# Given records:

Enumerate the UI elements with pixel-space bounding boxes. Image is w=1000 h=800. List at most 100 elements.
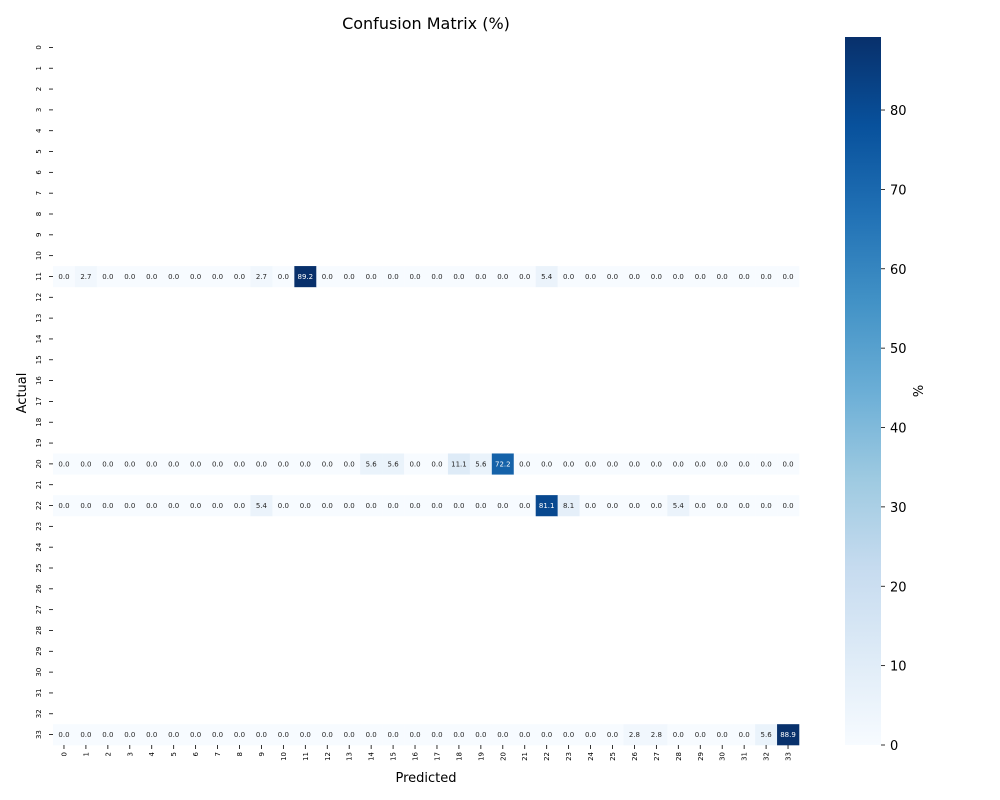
heatmap-cell [755, 453, 778, 475]
cell-value-label: 0.0 [629, 460, 640, 468]
cell-value-label: 0.0 [585, 502, 596, 510]
heatmap-cell [53, 495, 76, 517]
cell-value-label: 0.0 [278, 460, 289, 468]
cell-value-label: 0.0 [322, 731, 333, 739]
colorbar-tick-label: 0 [890, 739, 898, 754]
cell-value-label: 0.0 [190, 502, 201, 510]
heatmap-cell [777, 724, 800, 746]
heatmap-cell [96, 724, 120, 746]
heatmap-cell [711, 266, 734, 288]
cell-value-label: 0.0 [519, 502, 530, 510]
heatmap-cell [513, 453, 536, 475]
heatmap-cell [623, 495, 646, 517]
x-tick-label: 26 [631, 751, 639, 760]
heatmap-cell [447, 453, 471, 475]
x-tick-label: 32 [763, 752, 771, 761]
cell-value-label: 5.6 [475, 460, 487, 468]
cell-value-label: 0.0 [651, 273, 662, 281]
heatmap-cell [206, 495, 229, 517]
cell-value-label: 0.0 [563, 273, 574, 281]
cell-value-label: 0.0 [717, 460, 728, 468]
cell-value-label: 0.0 [234, 502, 245, 510]
x-tick-label: 12 [324, 752, 332, 761]
cell-value-label: 0.0 [80, 731, 91, 739]
x-tick-label: 4 [148, 751, 156, 756]
colorbar [845, 37, 881, 745]
cell-value-label: 0.0 [585, 273, 596, 281]
heatmap-cell [535, 453, 558, 475]
heatmap-cell [689, 724, 712, 746]
heatmap-cell [579, 724, 602, 746]
y-tick-label: 32 [35, 709, 43, 718]
cell-value-label: 0.0 [168, 273, 179, 281]
y-tick-label: 3 [35, 108, 43, 112]
heatmap-cell [360, 495, 383, 517]
cell-value-label: 88.9 [780, 731, 796, 739]
heatmap-cell [140, 266, 163, 288]
cell-value-label: 0.0 [782, 273, 793, 281]
y-tick-label: 7 [35, 191, 43, 195]
cell-value-label: 0.0 [388, 502, 399, 510]
heatmap-cell [338, 453, 361, 475]
heatmap-cell [623, 266, 646, 288]
heatmap-cell [118, 453, 142, 475]
heatmap-cell [338, 724, 361, 746]
heatmap-cell [447, 266, 471, 288]
heatmap-cell [601, 453, 624, 475]
cell-value-label: 0.0 [146, 502, 157, 510]
cell-value-label: 0.0 [344, 502, 355, 510]
heatmap-cell [184, 495, 207, 517]
heatmap-cell [579, 453, 602, 475]
heatmap-cell [206, 724, 229, 746]
cell-value-label: 0.0 [300, 460, 311, 468]
heatmap-cell [755, 266, 778, 288]
heatmap-cell [426, 266, 449, 288]
cell-value-label: 0.0 [739, 502, 750, 510]
x-axis-ticks: 0 1 2 3 4 5 6 7 8 9 10 11 12 13 14 15 16 17 18 19 20 21 22 23 24… [60, 745, 793, 761]
y-tick-label: 2 [35, 87, 43, 91]
cell-value-label: 0.0 [673, 460, 684, 468]
y-tick-label: 4 [35, 128, 43, 133]
colorbar-tick-label: 60 [890, 263, 907, 278]
heatmap-cell [272, 266, 295, 288]
y-tick-label: 11 [35, 272, 43, 281]
heatmap-cell [74, 453, 98, 475]
cell-value-label: 0.0 [585, 460, 596, 468]
heatmap-cell [250, 724, 273, 746]
cell-value-label: 2.7 [256, 273, 267, 281]
cell-value-label: 0.0 [234, 273, 245, 281]
cell-value-label: 0.0 [717, 273, 728, 281]
cell-value-label: 0.0 [300, 731, 311, 739]
cell-value-label: 0.0 [124, 460, 135, 468]
y-tick-label: 33 [35, 730, 43, 739]
cell-value-label: 0.0 [278, 731, 289, 739]
cell-value-label: 0.0 [431, 460, 442, 468]
x-tick-label: 29 [697, 752, 705, 761]
heatmap-cell [96, 266, 120, 288]
x-tick-label: 22 [543, 752, 551, 761]
cell-value-label: 0.0 [541, 460, 552, 468]
heatmap-cell [777, 266, 800, 288]
y-tick-label: 0 [35, 45, 43, 49]
x-tick-label: 6 [192, 751, 200, 756]
cell-value-label: 0.0 [782, 502, 793, 510]
cell-value-label: 11.1 [451, 460, 467, 468]
heatmap-cell [755, 724, 778, 746]
heatmap-cell [184, 453, 207, 475]
heatmap-cell [140, 453, 163, 475]
cell-value-label: 0.0 [651, 502, 662, 510]
cell-value-label: 89.2 [298, 273, 314, 281]
heatmap-cell [228, 495, 251, 517]
heatmap-cell [733, 724, 756, 746]
cell-value-label: 0.0 [607, 460, 618, 468]
heatmap-cell [557, 495, 580, 517]
heatmap-cell [118, 724, 142, 746]
y-tick-label: 27 [35, 605, 43, 614]
heatmap-cell [557, 724, 580, 746]
heatmap-cell [667, 453, 690, 475]
heatmap-cell [667, 266, 690, 288]
cell-value-label: 0.0 [234, 460, 245, 468]
heatmap-cell [447, 495, 471, 517]
cell-value-label: 81.1 [539, 502, 555, 510]
cell-value-label: 0.0 [607, 502, 618, 510]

# Objective:
In the material, update the part that opens with the line containing "heatmap-cell [755, 453, 778, 475]" and closes with the line containing "cell-value-label: 0.0 [585, 273, 596, 281]", replacing "x-tick-label" with "x-axis-label" and leaving everything else unchanged. Give only those lines.

# Answer:
heatmap-cell [755, 453, 778, 475]
cell-value-label: 0.0 [629, 460, 640, 468]
cell-value-label: 0.0 [585, 502, 596, 510]
heatmap-cell [53, 495, 76, 517]
cell-value-label: 0.0 [278, 460, 289, 468]
cell-value-label: 0.0 [322, 731, 333, 739]
colorbar-tick-label: 0 [890, 739, 898, 754]
cell-value-label: 0.0 [190, 502, 201, 510]
heatmap-cell [777, 724, 800, 746]
heatmap-cell [96, 724, 120, 746]
heatmap-cell [711, 266, 734, 288]
cell-value-label: 0.0 [519, 502, 530, 510]
heatmap-cell [513, 453, 536, 475]
heatmap-cell [623, 495, 646, 517]
x-axis-label: 26 [631, 751, 639, 760]
heatmap-cell [447, 453, 471, 475]
x-axis-label: 32 [763, 752, 771, 761]
cell-value-label: 5.6 [475, 460, 487, 468]
cell-value-label: 0.0 [651, 273, 662, 281]
heatmap-cell [206, 495, 229, 517]
cell-value-label: 0.0 [563, 273, 574, 281]
cell-value-label: 0.0 [717, 460, 728, 468]
cell-value-label: 0.0 [234, 502, 245, 510]
x-axis-label: 12 [324, 752, 332, 761]
cell-value-label: 0.0 [80, 731, 91, 739]
x-axis-label: 4 [148, 751, 156, 756]
colorbar [845, 37, 881, 745]
cell-value-label: 0.0 [585, 273, 596, 281]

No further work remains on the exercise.